[Data items]
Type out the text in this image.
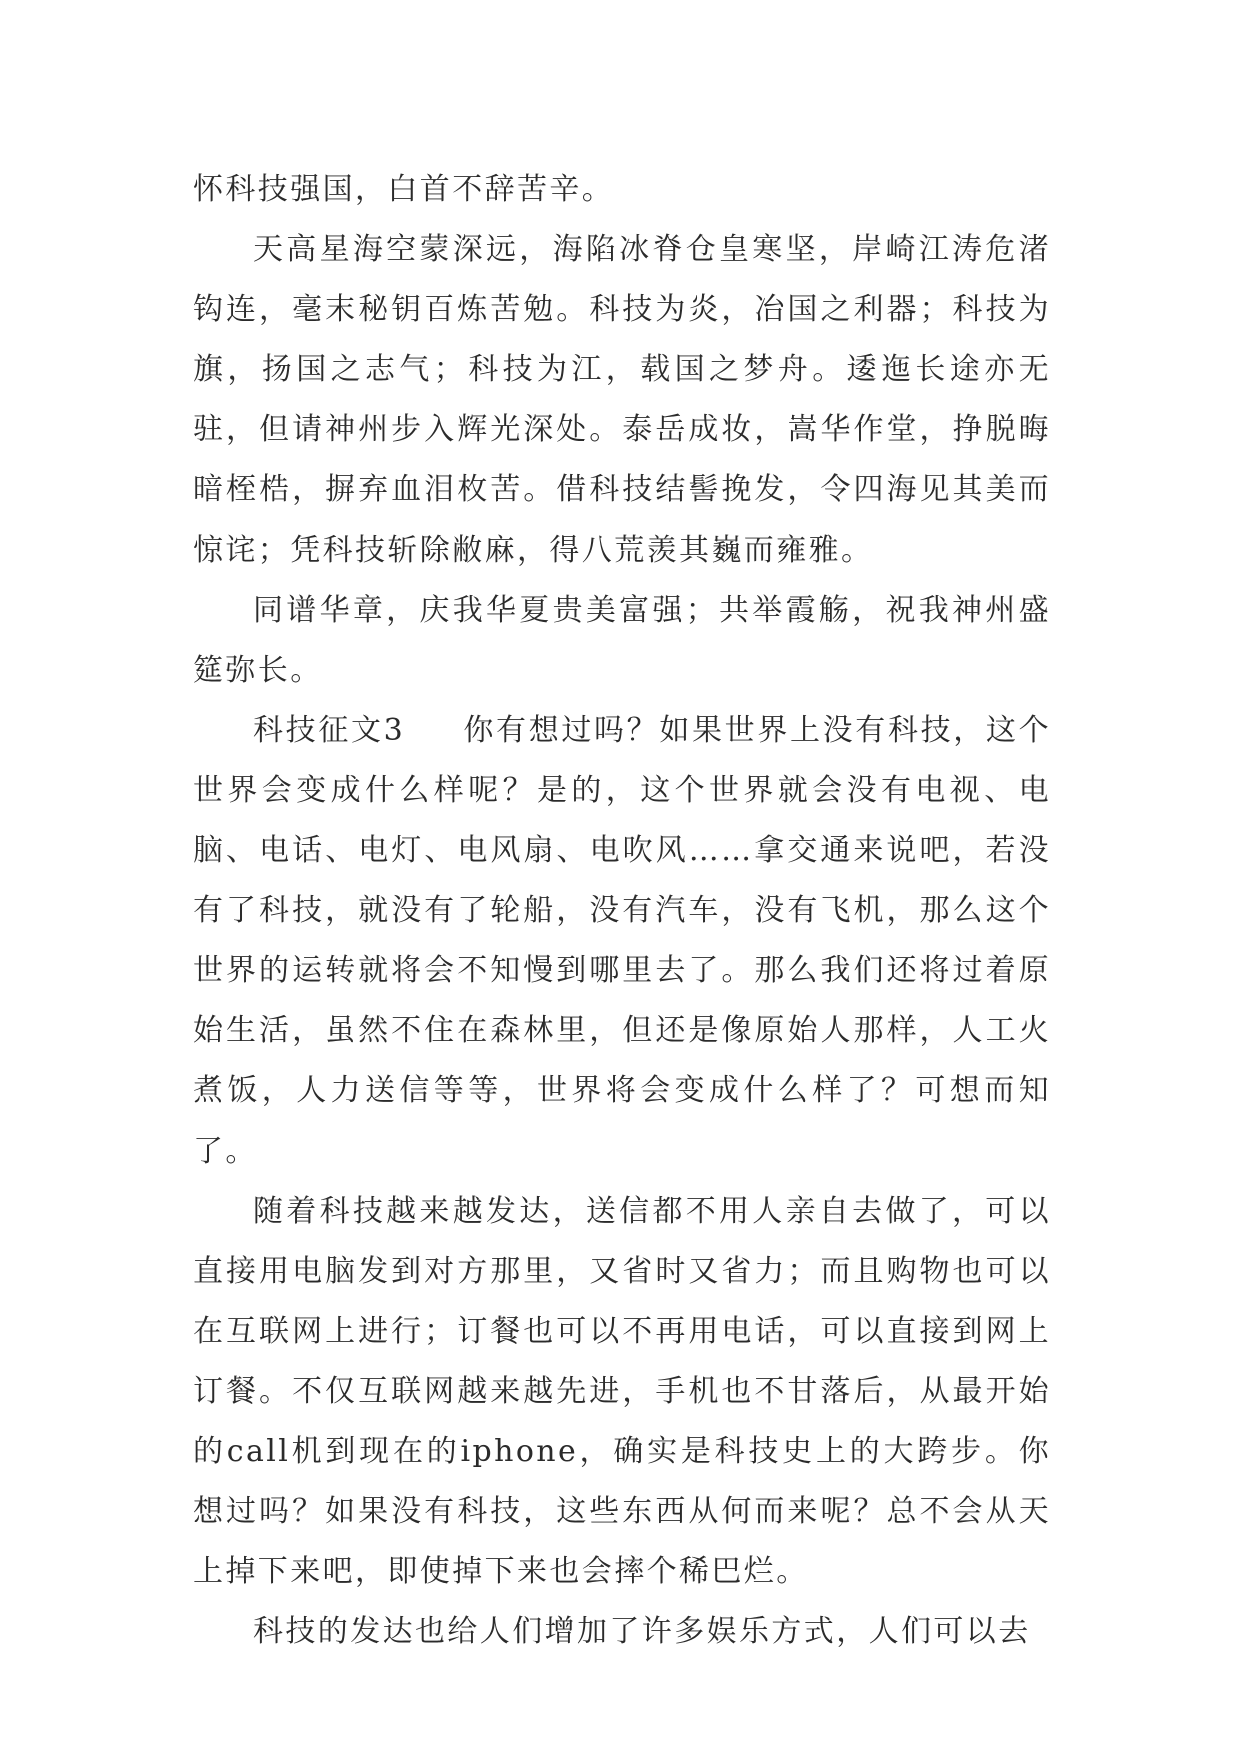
怀科技强国，白首不辞苦辛。

天高星海空蒙深远，海陷冰脊仓皇寒坚，岸崎江涛危渚钩连，毫末秘钥百炼苦勉。科技为炎，冶国之利器；科技为旗，扬国之志气；科技为江，载国之梦舟。逶迤长途亦无驻，但请神州步入辉光深处。泰岳成妆，嵩华作堂，挣脱晦暗桎梏，摒弃血泪枚苦。借科技结髻挽发，令四海见其美而惊诧；凭科技斩除敝麻，得八荒羡其巍而雍雅。

同谱华章，庆我华夏贵美富强；共举霞觞，祝我神州盛筵弥长。

科技征文3 你有想过吗？如果世界上没有科技，这个世界会变成什么样呢？是的，这个世界就会没有电视、电脑、电话、电灯、电风扇、电吹风……拿交通来说吧，若没有了科技，就没有了轮船，没有汽车，没有飞机，那么这个世界的运转就将会不知慢到哪里去了。那么我们还将过着原始生活，虽然不住在森林里，但还是像原始人那样，人工火煮饭，人力送信等等，世界将会变成什么样了？可想而知了。

随着科技越来越发达，送信都不用人亲自去做了，可以直接用电脑发到对方那里，又省时又省力；而且购物也可以在互联网上进行；订餐也可以不再用电话，可以直接到网上订餐。不仅互联网越来越先进，手机也不甘落后，从最开始的call机到现在的iphone，确实是科技史上的大跨步。你想过吗？如果没有科技，这些东西从何而来呢？总不会从天上掉下来吧，即使掉下来也会摔个稀巴烂。

科技的发达也给人们增加了许多娱乐方式，人们可以去
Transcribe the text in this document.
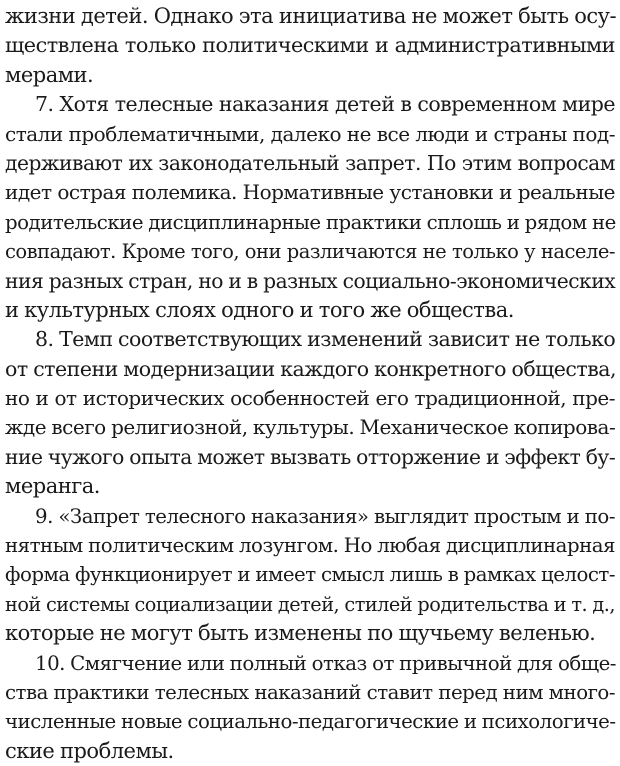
жизни детей. Однако эта инициатива не может быть осу-
ществлена только политическими и административными
мерами.
7. Хотя телесные наказания детей в современном мире
стали проблематичными, далеко не все люди и страны под-
держивают их законодательный запрет. По этим вопросам
идет острая полемика. Нормативные установки и реальные
родительские дисциплинарные практики сплошь и рядом не
совпадают. Кроме того, они различаются не только у населе-
ния разных стран, но и в разных социально-экономических
и культурных слоях одного и того же общества.
8. Темп соответствующих изменений зависит не только
от степени модернизации каждого конкретного общества,
но и от исторических особенностей его традиционной, пре-
жде всего религиозной, культуры. Механическое копирова-
ние чужого опыта может вызвать отторжение и эффект бу-
меранга.
9. «Запрет телесного наказания» выглядит простым и по-
нятным политическим лозунгом. Но любая дисциплинарная
форма функционирует и имеет смысл лишь в рамках целост-
ной системы социализации детей, стилей родительства и т. д.,
которые не могут быть изменены по щучьему веленью.
10. Смягчение или полный отказ от привычной для обще-
ства практики телесных наказаний ставит перед ним много-
численные новые социально-педагогические и психологиче-
ские проблемы.
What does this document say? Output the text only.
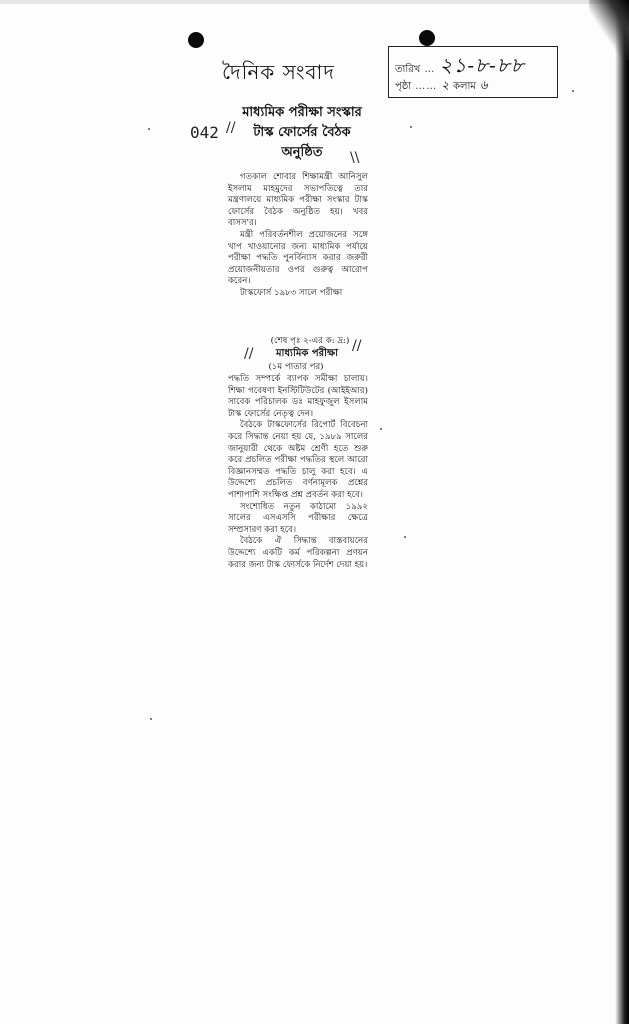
দৈনিক সংবাদ	তারিখ … ২১-৮-৮৮
পৃষ্ঠা …… ২ কলাম ৬
042
মাধ্যমিক পরীক্ষা সংস্কার
টাস্ক ফোর্সের বৈঠক
অনুষ্ঠিত
//
\\

গতকাল শোবার শিক্ষামন্ত্রী আনিসুল ইসলাম মাহমুদের সভাপতিত্বে তার মন্ত্রণালয়ে মাধ্যমিক পরীক্ষা সংস্কার টাস্ক ফোর্সের বৈঠক অনুষ্ঠিত হয়। খবর বাসস'র।

মন্ত্রী পরিবর্তনশীল প্রয়োজনের সঙ্গে খাপ খাওয়ানোর জন্য মাধ্যমিক পর্যায়ে পরীক্ষা পদ্ধতি পুনর্বিন্যাস করার জরুরী প্রয়োজনীয়তার ওপর গুরুত্ব আরোপ করেন।

টাস্কফোর্স ১৯৮৩ সালে পরীক্ষা

(শেষ পৃঃ ২-এর ক: দ্র:)
মাধ্যমিক পরীক্ষা
(১ম পাতার পর)
//	//

পদ্ধতি সম্পর্কে ব্যাপক সমীক্ষা চালায়। শিক্ষা গবেষণা ইনস্টিটিউটের (আইইআর) সাবেক পরিচালক ডঃ মাহফুজুল ইসলাম টাস্ক ফোর্সের নেতৃত্ব দেন।

বৈঠকে টাস্কফোর্সের রিপোর্ট বিবেচনা করে সিদ্ধান্ত নেয়া হয় যে, ১৯৮৯ সালের জানুয়ারী থেকে অষ্টম শ্রেণী হতে শুরু করে প্রচলিত পরীক্ষা পদ্ধতির স্থলে আরো বিজ্ঞানসম্মত পদ্ধতি চালু করা হবে। এ উদ্দেশ্যে প্রচলিত বর্ণনামূলক প্রশ্নের পাশাপাশি সংক্ষিপ্ত প্রশ্ন প্রবর্তন করা হবে।

সংশোধিত নতুন কাঠামো ১৯৯২ সালের এসএসসি পরীক্ষার ক্ষেত্রে সম্প্রসারণ করা হবে।

বৈঠকে ঐ সিদ্ধান্ত বাস্তবায়নের উদ্দেশ্যে একটি কর্ম পরিকল্পনা প্রণয়ন করার জন্য টাস্ক ফোর্সকে নির্দেশ দেয়া হয়।
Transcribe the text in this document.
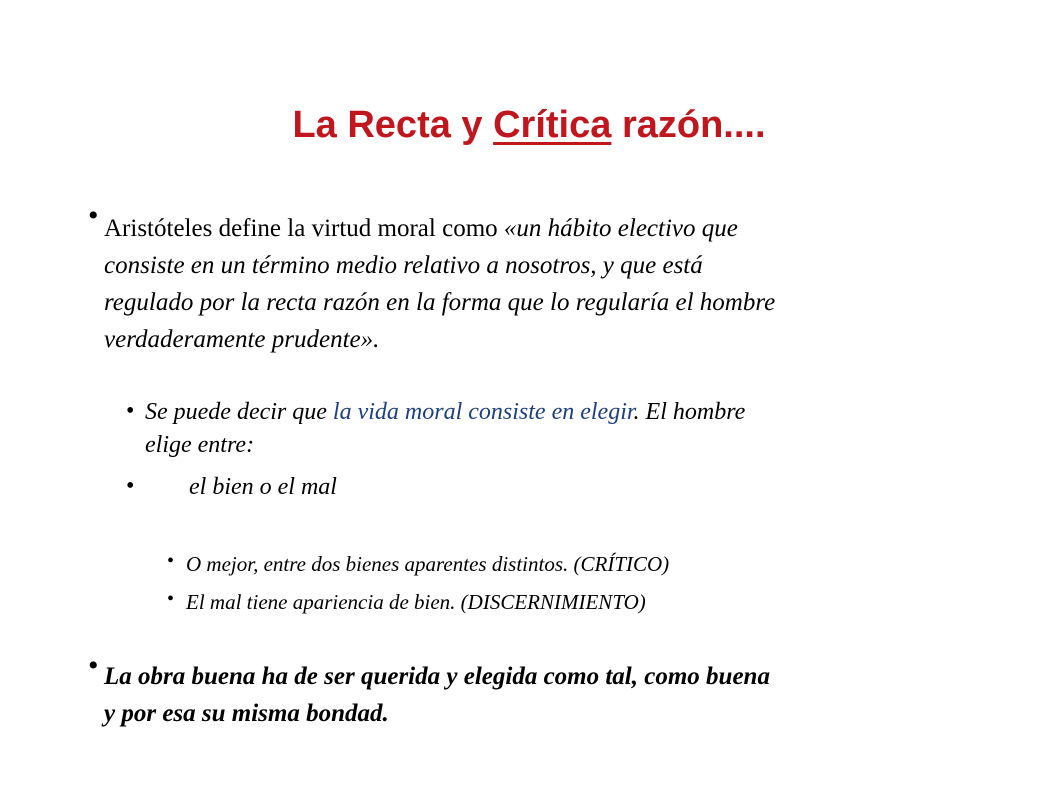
La Recta y Crítica razón....
• Aristóteles define la virtud moral como «un hábito electivo que
consiste en un término medio relativo a nosotros, y que está
regulado por la recta razón en la forma que lo regularía el hombre
verdaderamente prudente».
• Se puede decir que la vida moral consiste en elegir. El hombre
elige entre:
• el bien o el mal
• O mejor, entre dos bienes aparentes distintos. (CRÍTICO)
• El mal tiene apariencia de bien. (DISCERNIMIENTO)
• La obra buena ha de ser querida y elegida como tal, como buena
y por esa su misma bondad.
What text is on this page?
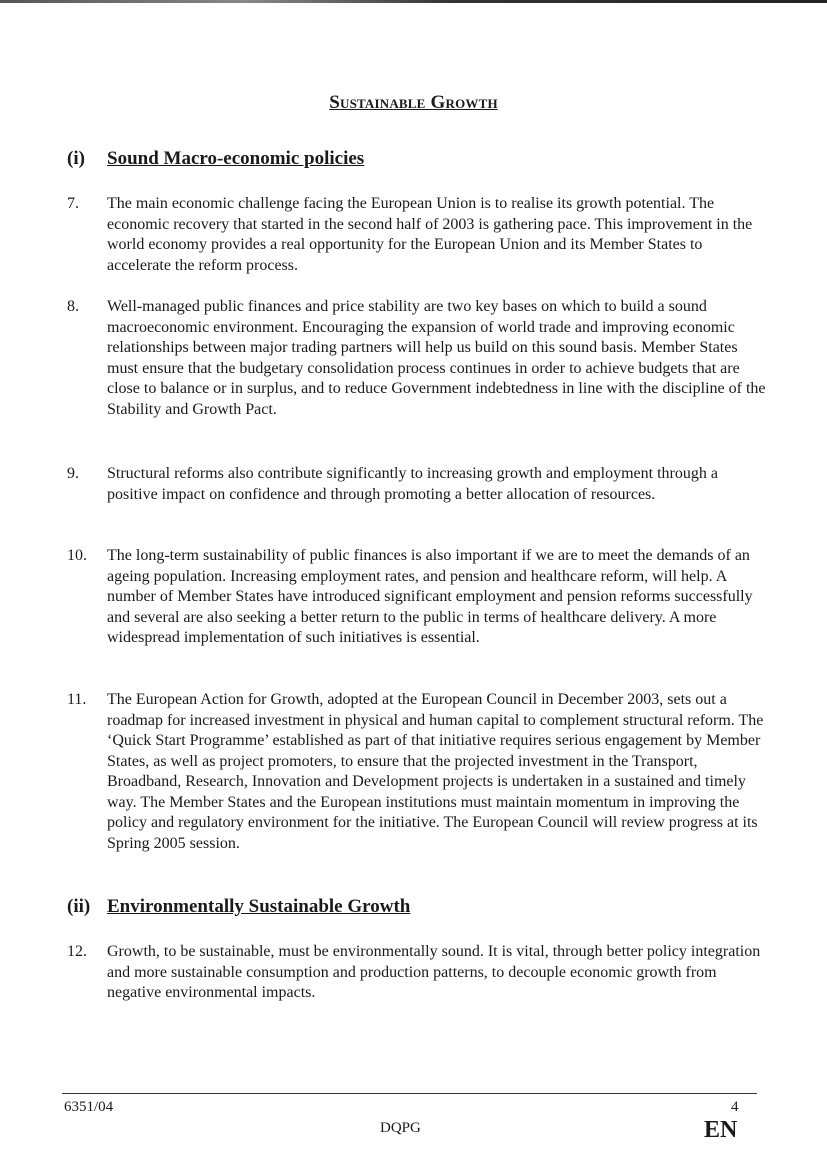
Sustainable Growth
(i) Sound Macro-economic policies
7. The main economic challenge facing the European Union is to realise its growth potential. The economic recovery that started in the second half of 2003 is gathering pace. This improvement in the world economy provides a real opportunity for the European Union and its Member States to accelerate the reform process.
8. Well-managed public finances and price stability are two key bases on which to build a sound macroeconomic environment. Encouraging the expansion of world trade and improving economic relationships between major trading partners will help us build on this sound basis. Member States must ensure that the budgetary consolidation process continues in order to achieve budgets that are close to balance or in surplus, and to reduce Government indebtedness in line with the discipline of the Stability and Growth Pact.
9. Structural reforms also contribute significantly to increasing growth and employment through a positive impact on confidence and through promoting a better allocation of resources.
10. The long-term sustainability of public finances is also important if we are to meet the demands of an ageing population. Increasing employment rates, and pension and healthcare reform, will help. A number of Member States have introduced significant employment and pension reforms successfully and several are also seeking a better return to the public in terms of healthcare delivery. A more widespread implementation of such initiatives is essential.
11. The European Action for Growth, adopted at the European Council in December 2003, sets out a roadmap for increased investment in physical and human capital to complement structural reform. The ‘Quick Start Programme’ established as part of that initiative requires serious engagement by Member States, as well as project promoters, to ensure that the projected investment in the Transport, Broadband, Research, Innovation and Development projects is undertaken in a sustained and timely way. The Member States and the European institutions must maintain momentum in improving the policy and regulatory environment for the initiative. The European Council will review progress at its Spring 2005 session.
(ii) Environmentally Sustainable Growth
12. Growth, to be sustainable, must be environmentally sound. It is vital, through better policy integration and more sustainable consumption and production patterns, to decouple economic growth from negative environmental impacts.
6351/04
DQPG
4
EN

*Exercise details*:
Pictures in the records above should not be copied. Repeat everything else exactly.

*Task response*:
Type out the text in this image.
怀科技强国，白首不辞苦辛。

天高星海空蒙深远，海陷冰脊仓皇寒坚，岸崎江涛危渚钩连，毫末秘钥百炼苦勉。科技为炎，冶国之利器；科技为旗，扬国之志气；科技为江，载国之梦舟。逶迤长途亦无驻，但请神州步入辉光深处。泰岳成妆，嵩华作堂，挣脱晦暗桎梏，摒弃血泪枚苦。借科技结髻挽发，令四海见其美而惊诧；凭科技斩除敝麻，得八荒羡其巍而雍雅。

同谱华章，庆我华夏贵美富强；共举霞觞，祝我神州盛筵弥长。

科技征文3 你有想过吗？如果世界上没有科技，这个世界会变成什么样呢？是的，这个世界就会没有电视、电脑、电话、电灯、电风扇、电吹风……拿交通来说吧，若没有了科技，就没有了轮船，没有汽车，没有飞机，那么这个世界的运转就将会不知慢到哪里去了。那么我们还将过着原始生活，虽然不住在森林里，但还是像原始人那样，人工火煮饭，人力送信等等，世界将会变成什么样了？可想而知了。

随着科技越来越发达，送信都不用人亲自去做了，可以直接用电脑发到对方那里，又省时又省力；而且购物也可以在互联网上进行；订餐也可以不再用电话，可以直接到网上订餐。不仅互联网越来越先进，手机也不甘落后，从最开始的call机到现在的iphone，确实是科技史上的大跨步。你想过吗？如果没有科技，这些东西从何而来呢？总不会从天上掉下来吧，即使掉下来也会摔个稀巴烂。

科技的发达也给人们增加了许多娱乐方式，人们可以去
Transcribe the text in this document.
жизни детей. Однако эта инициатива не может быть осу-
ществлена только политическими и административными
мерами.
7. Хотя телесные наказания детей в современном мире
стали проблематичными, далеко не все люди и страны под-
держивают их законодательный запрет. По этим вопросам
идет острая полемика. Нормативные установки и реальные
родительские дисциплинарные практики сплошь и рядом не
совпадают. Кроме того, они различаются не только у населе-
ния разных стран, но и в разных социально-экономических
и культурных слоях одного и того же общества.
8. Темп соответствующих изменений зависит не только
от степени модернизации каждого конкретного общества,
но и от исторических особенностей его традиционной, пре-
жде всего религиозной, культуры. Механическое копирова-
ние чужого опыта может вызвать отторжение и эффект бу-
меранга.
9. «Запрет телесного наказания» выглядит простым и по-
нятным политическим лозунгом. Но любая дисциплинарная
форма функционирует и имеет смысл лишь в рамках целост-
ной системы социализации детей, стилей родительства и т. д.,
которые не могут быть изменены по щучьему веленью.
10. Смягчение или полный отказ от привычной для обще-
ства практики телесных наказаний ставит перед ним много-
численные новые социально-педагогические и психологиче-
ские проблемы.
What does this document say? Output the text only.
দৈনিক সংবাদ	তারিখ … ২১-৮-৮৮
পৃষ্ঠা …… ২ কলাম ৬
042
মাধ্যমিক পরীক্ষা সংস্কার
টাস্ক ফোর্সের বৈঠক
অনুষ্ঠিত
//
\\

গতকাল শোবার শিক্ষামন্ত্রী আনিসুল ইসলাম মাহমুদের সভাপতিত্বে তার মন্ত্রণালয়ে মাধ্যমিক পরীক্ষা সংস্কার টাস্ক ফোর্সের বৈঠক অনুষ্ঠিত হয়। খবর বাসস'র।

মন্ত্রী পরিবর্তনশীল প্রয়োজনের সঙ্গে খাপ খাওয়ানোর জন্য মাধ্যমিক পর্যায়ে পরীক্ষা পদ্ধতি পুনর্বিন্যাস করার জরুরী প্রয়োজনীয়তার ওপর গুরুত্ব আরোপ করেন।

টাস্কফোর্স ১৯৮৩ সালে পরীক্ষা

(শেষ পৃঃ ২-এর ক: দ্র:)
মাধ্যমিক পরীক্ষা
(১ম পাতার পর)
//	//

পদ্ধতি সম্পর্কে ব্যাপক সমীক্ষা চালায়। শিক্ষা গবেষণা ইনস্টিটিউটের (আইইআর) সাবেক পরিচালক ডঃ মাহফুজুল ইসলাম টাস্ক ফোর্সের নেতৃত্ব দেন।

বৈঠকে টাস্কফোর্সের রিপোর্ট বিবেচনা করে সিদ্ধান্ত নেয়া হয় যে, ১৯৮৯ সালের জানুয়ারী থেকে অষ্টম শ্রেণী হতে শুরু করে প্রচলিত পরীক্ষা পদ্ধতির স্থলে আরো বিজ্ঞানসম্মত পদ্ধতি চালু করা হবে। এ উদ্দেশ্যে প্রচলিত বর্ণনামূলক প্রশ্নের পাশাপাশি সংক্ষিপ্ত প্রশ্ন প্রবর্তন করা হবে।

সংশোধিত নতুন কাঠামো ১৯৯২ সালের এসএসসি পরীক্ষার ক্ষেত্রে সম্প্রসারণ করা হবে।

বৈঠকে ঐ সিদ্ধান্ত বাস্তবায়নের উদ্দেশ্যে একটি কর্ম পরিকল্পনা প্রণয়ন করার জন্য টাস্ক ফোর্সকে নির্দেশ দেয়া হয়।
Transcribe the text in this document.
La Recta y Crítica razón....
• Aristóteles define la virtud moral como «un hábito electivo que
consiste en un término medio relativo a nosotros, y que está
regulado por la recta razón en la forma que lo regularía el hombre
verdaderamente prudente».
• Se puede decir que la vida moral consiste en elegir. El hombre
elige entre:
• el bien o el mal
• O mejor, entre dos bienes aparentes distintos. (CRÍTICO)
• El mal tiene apariencia de bien. (DISCERNIMIENTO)
• La obra buena ha de ser querida y elegida como tal, como buena
y por esa su misma bondad.
What text is on this page?
Sustainable Growth
(i) Sound Macro-economic policies
7. The main economic challenge facing the European Union is to realise its growth potential. The economic recovery that started in the second half of 2003 is gathering pace. This improvement in the world economy provides a real opportunity for the European Union and its Member States to accelerate the reform process.
8. Well-managed public finances and price stability are two key bases on which to build a sound macroeconomic environment. Encouraging the expansion of world trade and improving economic relationships between major trading partners will help us build on this sound basis. Member States must ensure that the budgetary consolidation process continues in order to achieve budgets that are close to balance or in surplus, and to reduce Government indebtedness in line with the discipline of the Stability and Growth Pact.
9. Structural reforms also contribute significantly to increasing growth and employment through a positive impact on confidence and through promoting a better allocation of resources.
10. The long-term sustainability of public finances is also important if we are to meet the demands of an ageing population. Increasing employment rates, and pension and healthcare reform, will help. A number of Member States have introduced significant employment and pension reforms successfully and several are also seeking a better return to the public in terms of healthcare delivery. A more widespread implementation of such initiatives is essential.
11. The European Action for Growth, adopted at the European Council in December 2003, sets out a roadmap for increased investment in physical and human capital to complement structural reform. The ‘Quick Start Programme’ established as part of that initiative requires serious engagement by Member States, as well as project promoters, to ensure that the projected investment in the Transport, Broadband, Research, Innovation and Development projects is undertaken in a sustained and timely way. The Member States and the European institutions must maintain momentum in improving the policy and regulatory environment for the initiative. The European Council will review progress at its Spring 2005 session.
(ii) Environmentally Sustainable Growth
12. Growth, to be sustainable, must be environmentally sound. It is vital, through better policy integration and more sustainable consumption and production patterns, to decouple economic growth from negative environmental impacts.
6351/04
DQPG
4
EN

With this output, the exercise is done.